## begin

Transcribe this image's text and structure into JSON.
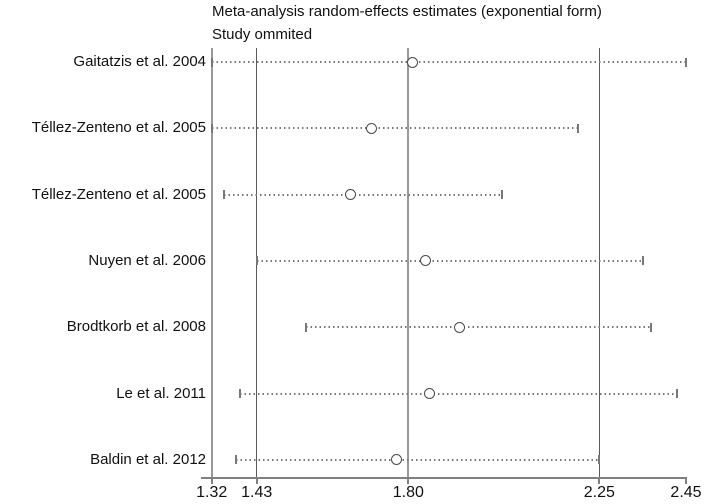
{
  "chart_data": {
    "type": "scatter",
    "subtype": "meta-analysis leave-one-out sensitivity (forest) plot, open-circle estimates with dotted CI whiskers",
    "title": "Meta-analysis random-effects estimates (exponential form)",
    "subtitle": "Study ommited",
    "xlim": [
      1.32,
      2.45
    ],
    "x_ticks": [
      1.32,
      1.43,
      1.8,
      2.25,
      2.45
    ],
    "x_tick_labels": [
      "1.32",
      "1.43",
      "1.80",
      "2.25",
      "2.45"
    ],
    "grid": "off",
    "legend": "none",
    "reference_lines": [
      {
        "value": 1.32,
        "tone": "gray"
      },
      {
        "value": 1.43,
        "tone": "dark"
      },
      {
        "value": 1.8,
        "tone": "gray"
      },
      {
        "value": 2.25,
        "tone": "dark"
      }
    ],
    "overall": {
      "lower": 1.43,
      "estimate": 1.8,
      "upper": 2.25
    },
    "studies": [
      {
        "label": "Gaitatzis et al. 2004",
        "lower": 1.32,
        "estimate": 1.81,
        "upper": 2.45
      },
      {
        "label": "Téllez-Zenteno et al. 2005",
        "lower": 1.32,
        "estimate": 1.71,
        "upper": 2.2
      },
      {
        "label": "Téllez-Zenteno et al. 2005",
        "lower": 1.35,
        "estimate": 1.66,
        "upper": 2.02
      },
      {
        "label": "Nuyen et al. 2006",
        "lower": 1.43,
        "estimate": 1.84,
        "upper": 2.35
      },
      {
        "label": "Brodtkorb et al. 2008",
        "lower": 1.55,
        "estimate": 1.92,
        "upper": 2.37
      },
      {
        "label": "Le et al. 2011",
        "lower": 1.39,
        "estimate": 1.85,
        "upper": 2.43
      },
      {
        "label": "Baldin et al. 2012",
        "lower": 1.38,
        "estimate": 1.77,
        "upper": 2.25
      }
    ],
    "colors": {
      "axis": "#808080",
      "ref_gray": "#999999",
      "ref_dark": "#5a5a5a",
      "whisker": "#777777",
      "marker_stroke": "#4a4a4a",
      "text": "#111111"
    }
  }
}
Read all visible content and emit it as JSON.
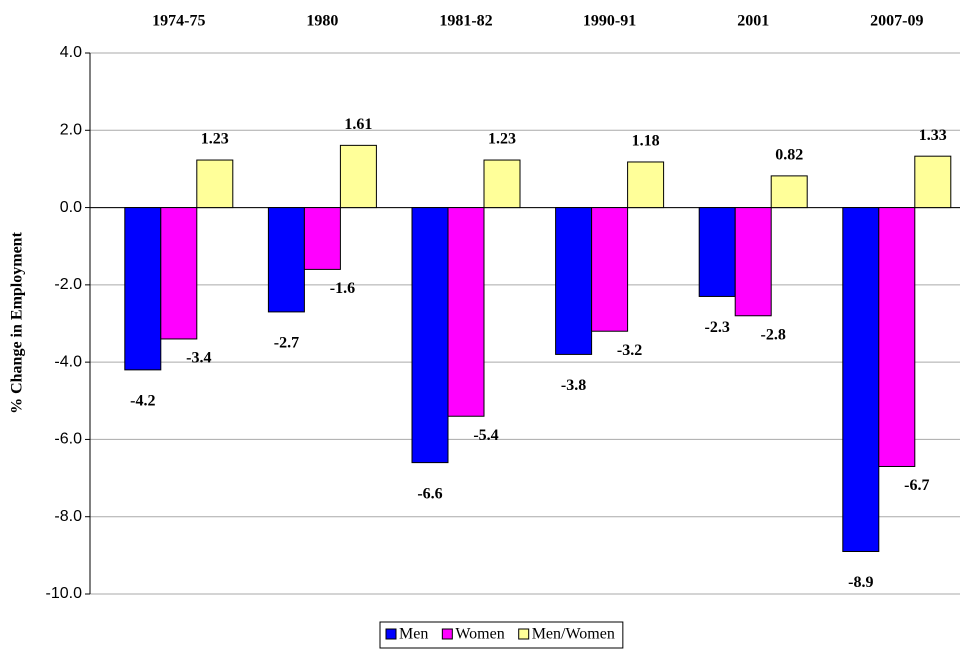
{
  "chart_data": {
    "type": "bar",
    "y_label": "% Change in Employment",
    "categories": [
      "1974-75",
      "1980",
      "1981-82",
      "1990-91",
      "2001",
      "2007-09"
    ],
    "series": [
      {
        "name": "Men",
        "color": "#0000ff",
        "values": [
          -4.2,
          -2.7,
          -6.6,
          -3.8,
          -2.3,
          -8.9
        ]
      },
      {
        "name": "Women",
        "color": "#ff00ff",
        "values": [
          -3.4,
          -1.6,
          -5.4,
          -3.2,
          -2.8,
          -6.7
        ]
      },
      {
        "name": "Men/Women",
        "color": "#ffff99",
        "values": [
          1.23,
          1.61,
          1.23,
          1.18,
          0.82,
          1.33
        ]
      }
    ],
    "ylim": [
      -10,
      4
    ],
    "yticks": [
      {
        "value": -10,
        "label": "-10.0"
      },
      {
        "value": -8,
        "label": "-8.0"
      },
      {
        "value": -6,
        "label": "-6.0"
      },
      {
        "value": -4,
        "label": "-4.0"
      },
      {
        "value": -2,
        "label": "-2.0"
      },
      {
        "value": 0,
        "label": "0.0"
      },
      {
        "value": 2,
        "label": "2.0"
      },
      {
        "value": 4,
        "label": "4.0"
      }
    ],
    "grid": true,
    "legend": "bottom"
  }
}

## end

Take the records above and transcribe them exactly, dropping every picture.

Transcribe this image's text and structure into JSON.
{
  "chart_data": {
    "type": "scatter",
    "subtype": "meta-analysis leave-one-out sensitivity (forest) plot, open-circle estimates with dotted CI whiskers",
    "title": "Meta-analysis random-effects estimates (exponential form)",
    "subtitle": "Study ommited",
    "xlim": [
      1.32,
      2.45
    ],
    "x_ticks": [
      1.32,
      1.43,
      1.8,
      2.25,
      2.45
    ],
    "x_tick_labels": [
      "1.32",
      "1.43",
      "1.80",
      "2.25",
      "2.45"
    ],
    "grid": "off",
    "legend": "none",
    "reference_lines": [
      {
        "value": 1.32,
        "tone": "gray"
      },
      {
        "value": 1.43,
        "tone": "dark"
      },
      {
        "value": 1.8,
        "tone": "gray"
      },
      {
        "value": 2.25,
        "tone": "dark"
      }
    ],
    "overall": {
      "lower": 1.43,
      "estimate": 1.8,
      "upper": 2.25
    },
    "studies": [
      {
        "label": "Gaitatzis et al. 2004",
        "lower": 1.32,
        "estimate": 1.81,
        "upper": 2.45
      },
      {
        "label": "Téllez-Zenteno et al. 2005",
        "lower": 1.32,
        "estimate": 1.71,
        "upper": 2.2
      },
      {
        "label": "Téllez-Zenteno et al. 2005",
        "lower": 1.35,
        "estimate": 1.66,
        "upper": 2.02
      },
      {
        "label": "Nuyen et al. 2006",
        "lower": 1.43,
        "estimate": 1.84,
        "upper": 2.35
      },
      {
        "label": "Brodtkorb et al. 2008",
        "lower": 1.55,
        "estimate": 1.92,
        "upper": 2.37
      },
      {
        "label": "Le et al. 2011",
        "lower": 1.39,
        "estimate": 1.85,
        "upper": 2.43
      },
      {
        "label": "Baldin et al. 2012",
        "lower": 1.38,
        "estimate": 1.77,
        "upper": 2.25
      }
    ],
    "colors": {
      "axis": "#808080",
      "ref_gray": "#999999",
      "ref_dark": "#5a5a5a",
      "whisker": "#777777",
      "marker_stroke": "#4a4a4a",
      "text": "#111111"
    }
  }
}
Read all visible content and emit it as JSON.
{
  "chart_data": {
    "type": "bar",
    "y_label": "% Change in Employment",
    "categories": [
      "1974-75",
      "1980",
      "1981-82",
      "1990-91",
      "2001",
      "2007-09"
    ],
    "series": [
      {
        "name": "Men",
        "color": "#0000ff",
        "values": [
          -4.2,
          -2.7,
          -6.6,
          -3.8,
          -2.3,
          -8.9
        ]
      },
      {
        "name": "Women",
        "color": "#ff00ff",
        "values": [
          -3.4,
          -1.6,
          -5.4,
          -3.2,
          -2.8,
          -6.7
        ]
      },
      {
        "name": "Men/Women",
        "color": "#ffff99",
        "values": [
          1.23,
          1.61,
          1.23,
          1.18,
          0.82,
          1.33
        ]
      }
    ],
    "ylim": [
      -10,
      4
    ],
    "yticks": [
      {
        "value": -10,
        "label": "-10.0"
      },
      {
        "value": -8,
        "label": "-8.0"
      },
      {
        "value": -6,
        "label": "-6.0"
      },
      {
        "value": -4,
        "label": "-4.0"
      },
      {
        "value": -2,
        "label": "-2.0"
      },
      {
        "value": 0,
        "label": "0.0"
      },
      {
        "value": 2,
        "label": "2.0"
      },
      {
        "value": 4,
        "label": "4.0"
      }
    ],
    "grid": true,
    "legend": "bottom"
  }
}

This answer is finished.